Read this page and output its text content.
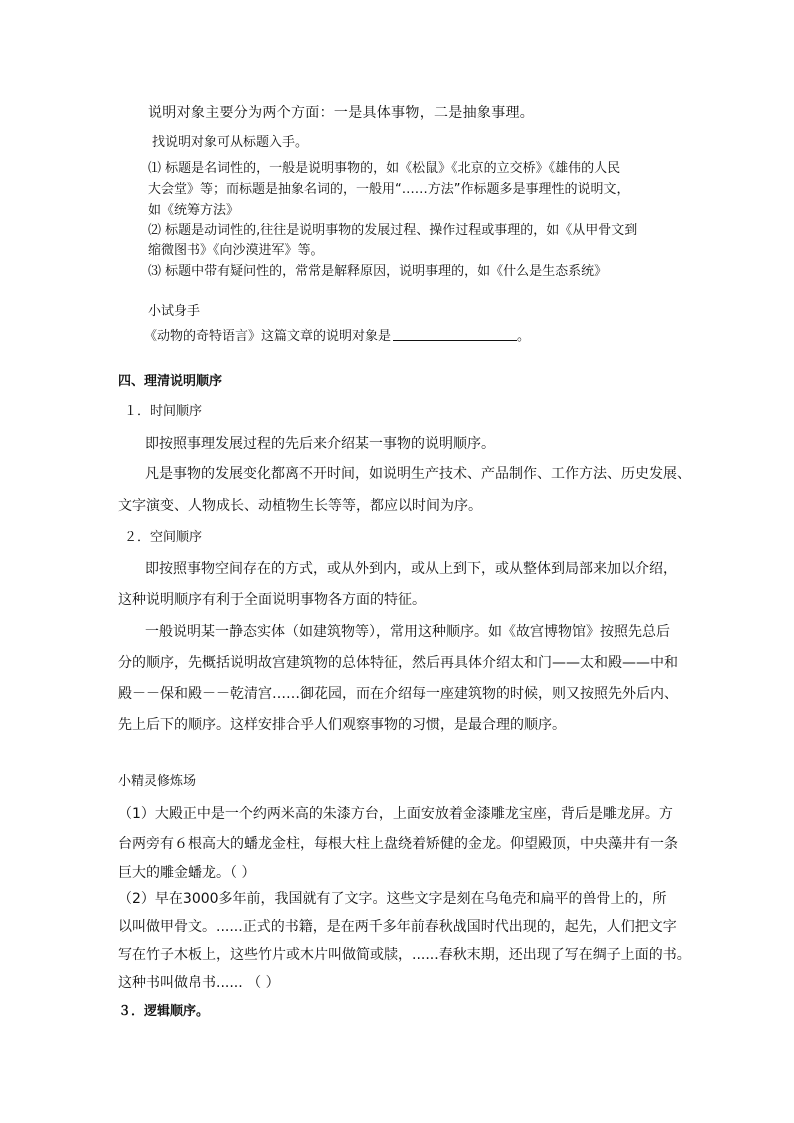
说明对象主要分为两个方面：一是具体事物，二是抽象事理。
找说明对象可从标题入手。
⑴ 标题是名词性的，一般是说明事物的，如《松鼠》《北京的立交桥》《雄伟的人民
大会堂》等；而标题是抽象名词的，一般用“……方法”作标题多是事理性的说明文，
如《统筹方法》
⑵ 标题是动词性的,往往是说明事物的发展过程、操作过程或事理的，如《从甲骨文到
缩微图书》《向沙漠进军》等。
⑶ 标题中带有疑问性的，常常是解释原因，说明事理的，如《什么是生态系统》
小试身手
《动物的奇特语言》这篇文章的说明对象是	。
四、理清说明顺序
１．时间顺序
即按照事理发展过程的先后来介绍某一事物的说明顺序。
凡是事物的发展变化都离不开时间，如说明生产技术、产品制作、工作方法、历史发展、
文字演变、人物成长、动植物生长等等，都应以时间为序。
２．空间顺序
即按照事物空间存在的方式，或从外到内，或从上到下，或从整体到局部来加以介绍，
这种说明顺序有利于全面说明事物各方面的特征。
一般说明某一静态实体（如建筑物等），常用这种顺序。如《故宫博物馆》按照先总后
分的顺序，先概括说明故宫建筑物的总体特征，然后再具体介绍太和门——太和殿——中和
殿－－保和殿－－乾清宫……御花园，而在介绍每一座建筑物的时候，则又按照先外后内、
先上后下的顺序。这样安排合乎人们观察事物的习惯，是最合理的顺序。
小精灵修炼场
（1）大殿正中是一个约两米高的朱漆方台，上面安放着金漆雕龙宝座，背后是雕龙屏。方
台两旁有６根高大的蟠龙金柱，每根大柱上盘绕着矫健的金龙。仰望殿顶，中央藻井有一条
巨大的雕金蟠龙。（ ）
（2）早在3000多年前，我国就有了文字。这些文字是刻在乌龟壳和扁平的兽骨上的，所
以叫做甲骨文。......正式的书籍，是在两千多年前春秋战国时代出现的，起先，人们把文字
写在竹子木板上，这些竹片或木片叫做简或牍，......春秋末期，还出现了写在绸子上面的书。
这种书叫做帛书...... （ ）
３．逻辑顺序。
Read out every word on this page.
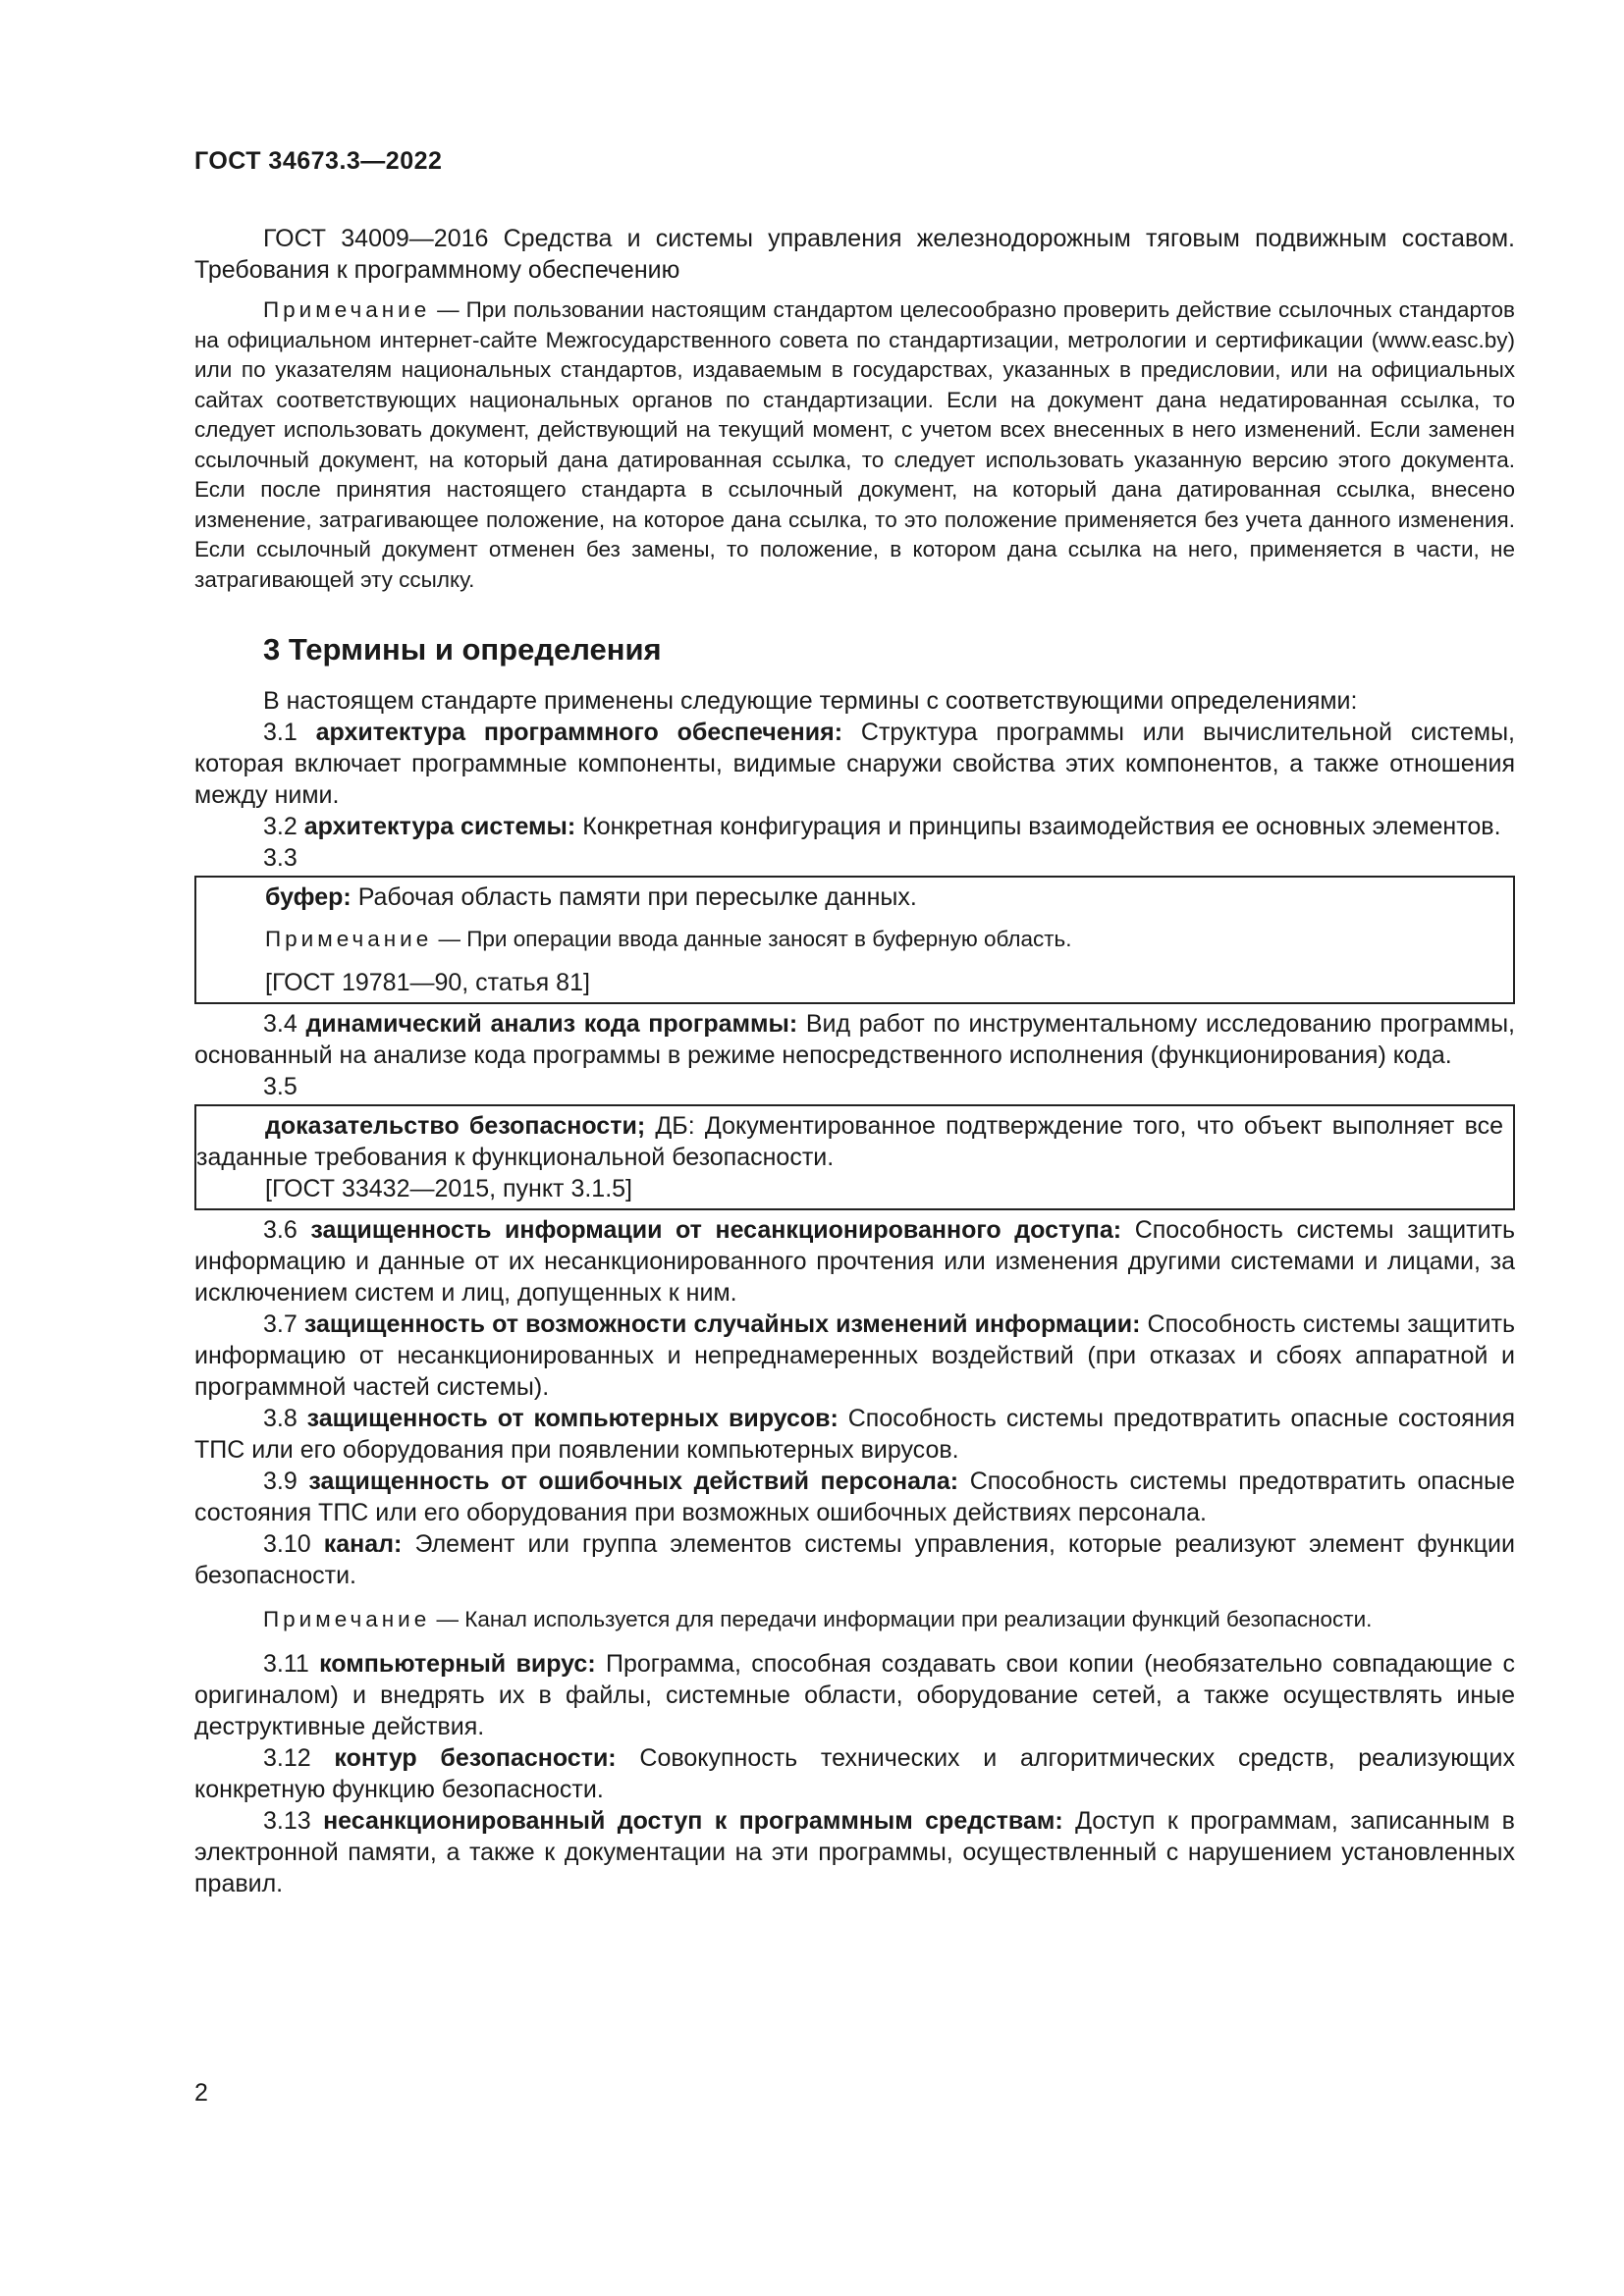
ГОСТ 34673.3—2022

ГОСТ 34009—2016 Средства и системы управления железнодорожным тяговым подвижным составом. Требования к программному обеспечению

Примечание — При пользовании настоящим стандартом целесообразно проверить действие ссылочных стандартов на официальном интернет-сайте Межгосударственного совета по стандартизации, метрологии и сертификации (www.easc.by) или по указателям национальных стандартов, издаваемым в государствах, указанных в предисловии, или на официальных сайтах соответствующих национальных органов по стандартизации. Если на документ дана недатированная ссылка, то следует использовать документ, действующий на текущий момент, с учетом всех внесенных в него изменений. Если заменен ссылочный документ, на который дана датированная ссылка, то следует использовать указанную версию этого документа. Если после принятия настоящего стандарта в ссылочный документ, на который дана датированная ссылка, внесено изменение, затрагивающее положение, на которое дана ссылка, то это положение применяется без учета данного изменения. Если ссылочный документ отменен без замены, то положение, в котором дана ссылка на него, применяется в части, не затрагивающей эту ссылку.

3 Термины и определения

В настоящем стандарте применены следующие термины с соответствующими определениями:

3.1 архитектура программного обеспечения: Структура программы или вычислительной системы, которая включает программные компоненты, видимые снаружи свойства этих компонентов, а также отношения между ними.

3.2 архитектура системы: Конкретная конфигурация и принципы взаимодействия ее основных элементов.

3.3

буфер: Рабочая область памяти при пересылке данных.

Примечание — При операции ввода данные заносят в буферную область.

[ГОСТ 19781—90, статья 81]

3.4 динамический анализ кода программы: Вид работ по инструментальному исследованию программы, основанный на анализе кода программы в режиме непосредственного исполнения (функционирования) кода.

3.5

доказательство безопасности; ДБ: Документированное подтверждение того, что объект выполняет все заданные требования к функциональной безопасности.

[ГОСТ 33432—2015, пункт 3.1.5]

3.6 защищенность информации от несанкционированного доступа: Способность системы защитить информацию и данные от их несанкционированного прочтения или изменения другими системами и лицами, за исключением систем и лиц, допущенных к ним.

3.7 защищенность от возможности случайных изменений информации: Способность системы защитить информацию от несанкционированных и непреднамеренных воздействий (при отказах и сбоях аппаратной и программной частей системы).

3.8 защищенность от компьютерных вирусов: Способность системы предотвратить опасные состояния ТПС или его оборудования при появлении компьютерных вирусов.

3.9 защищенность от ошибочных действий персонала: Способность системы предотвратить опасные состояния ТПС или его оборудования при возможных ошибочных действиях персонала.

3.10 канал: Элемент или группа элементов системы управления, которые реализуют элемент функции безопасности.

Примечание — Канал используется для передачи информации при реализации функций безопасности.

3.11 компьютерный вирус: Программа, способная создавать свои копии (необязательно совпадающие с оригиналом) и внедрять их в файлы, системные области, оборудование сетей, а также осуществлять иные деструктивные действия.

3.12 контур безопасности: Совокупность технических и алгоритмических средств, реализующих конкретную функцию безопасности.

3.13 несанкционированный доступ к программным средствам: Доступ к программам, записанным в электронной памяти, а также к документации на эти программы, осуществленный с нарушением установленных правил.

2
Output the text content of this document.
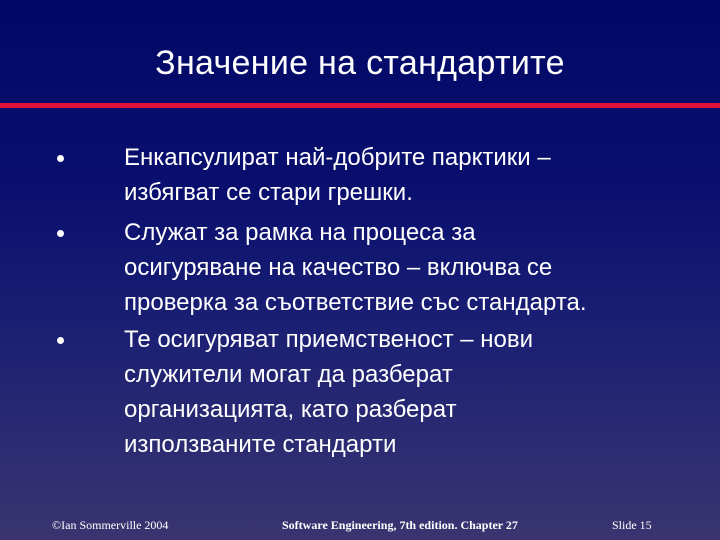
Значение на стандартите
Енкапсулират най-добрите парктики –
избягват се стари грешки.
Служат за рамка на процеса за
осигуряване на качество – включва се
проверка за съответствие със стандарта.
Те осигуряват приемственост – нови
служители могат да разберат
организацията, като разберат
използваните стандарти
©Ian Sommerville 2004	Software Engineering, 7th edition. Chapter 27	Slide 15
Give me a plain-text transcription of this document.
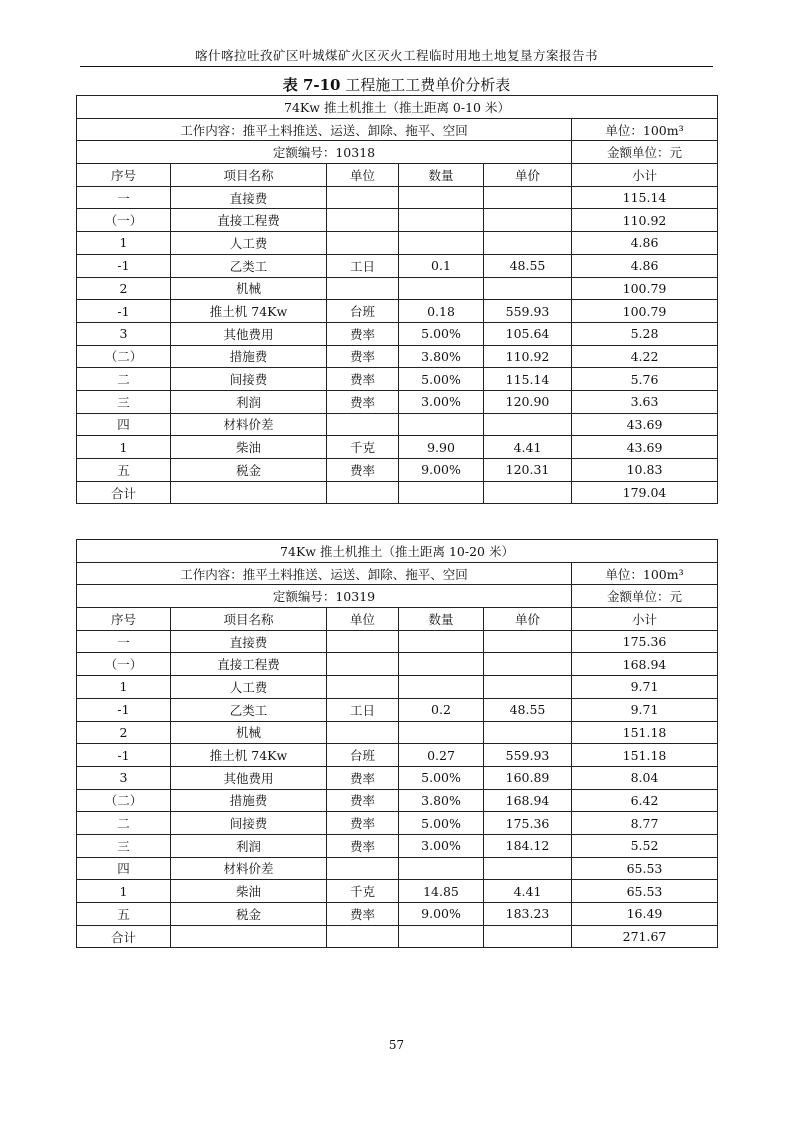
喀什喀拉吐孜矿区叶城煤矿火区灭火工程临时用地土地复垦方案报告书
表 7-10 工程施工工费单价分析表
74Kw 推土机推土（推土距离 0-10 米）					
工作内容：推平土料推送、运送、卸除、拖平、空回					单位：100m³
定额编号：10318					金额单位：元
序号	项目名称	单位	数量	单价	小计
一	直接费				115.14
（一）	直接工程费				110.92
1	人工费				4.86
-1	乙类工	工日	0.1	48.55	4.86
2	机械				100.79
-1	推土机 74Kw	台班	0.18	559.93	100.79
3	其他费用	费率	5.00%	105.64	5.28
（二）	措施费	费率	3.80%	110.92	4.22
二	间接费	费率	5.00%	115.14	5.76
三	利润	费率	3.00%	120.90	3.63
四	材料价差				43.69
1	柴油	千克	9.90	4.41	43.69
五	税金	费率	9.00%	120.31	10.83
合计					179.04
74Kw 推土机推土（推土距离 10-20 米）					
工作内容：推平土料推送、运送、卸除、拖平、空回					单位：100m³
定额编号：10319					金额单位：元
序号	项目名称	单位	数量	单价	小计
一	直接费				175.36
（一）	直接工程费				168.94
1	人工费				9.71
-1	乙类工	工日	0.2	48.55	9.71
2	机械				151.18
-1	推土机 74Kw	台班	0.27	559.93	151.18
3	其他费用	费率	5.00%	160.89	8.04
（二）	措施费	费率	3.80%	168.94	6.42
二	间接费	费率	5.00%	175.36	8.77
三	利润	费率	3.00%	184.12	5.52
四	材料价差				65.53
1	柴油	千克	14.85	4.41	65.53
五	税金	费率	9.00%	183.23	16.49
合计					271.67
57
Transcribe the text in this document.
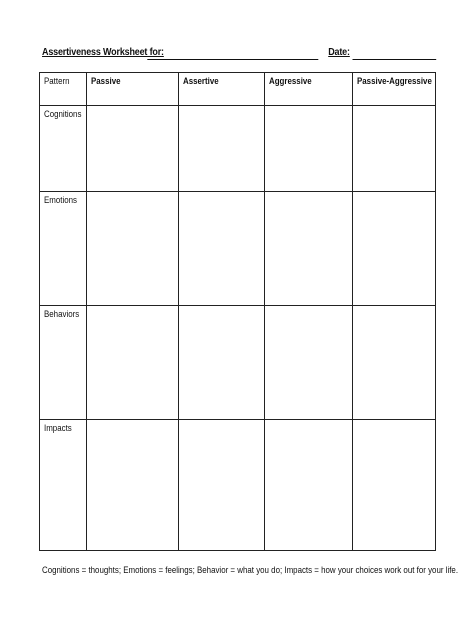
Assertiveness Worksheet for:	Date:
Pattern	Passive	Assertive	Aggressive	Passive-Aggressive
Cognitions				
Emotions				
Behaviors				
Impacts				
Cognitions = thoughts; Emotions = feelings; Behavior = what you do; Impacts = how your choices work out for your life.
____
SHORT TASK: Pull every line containing the word "document" out of the material and copy it.

CORRECT ANSWER:
Output the text content of this document.
Give me a plain-text transcription of this document.
Transcribe the text in this document.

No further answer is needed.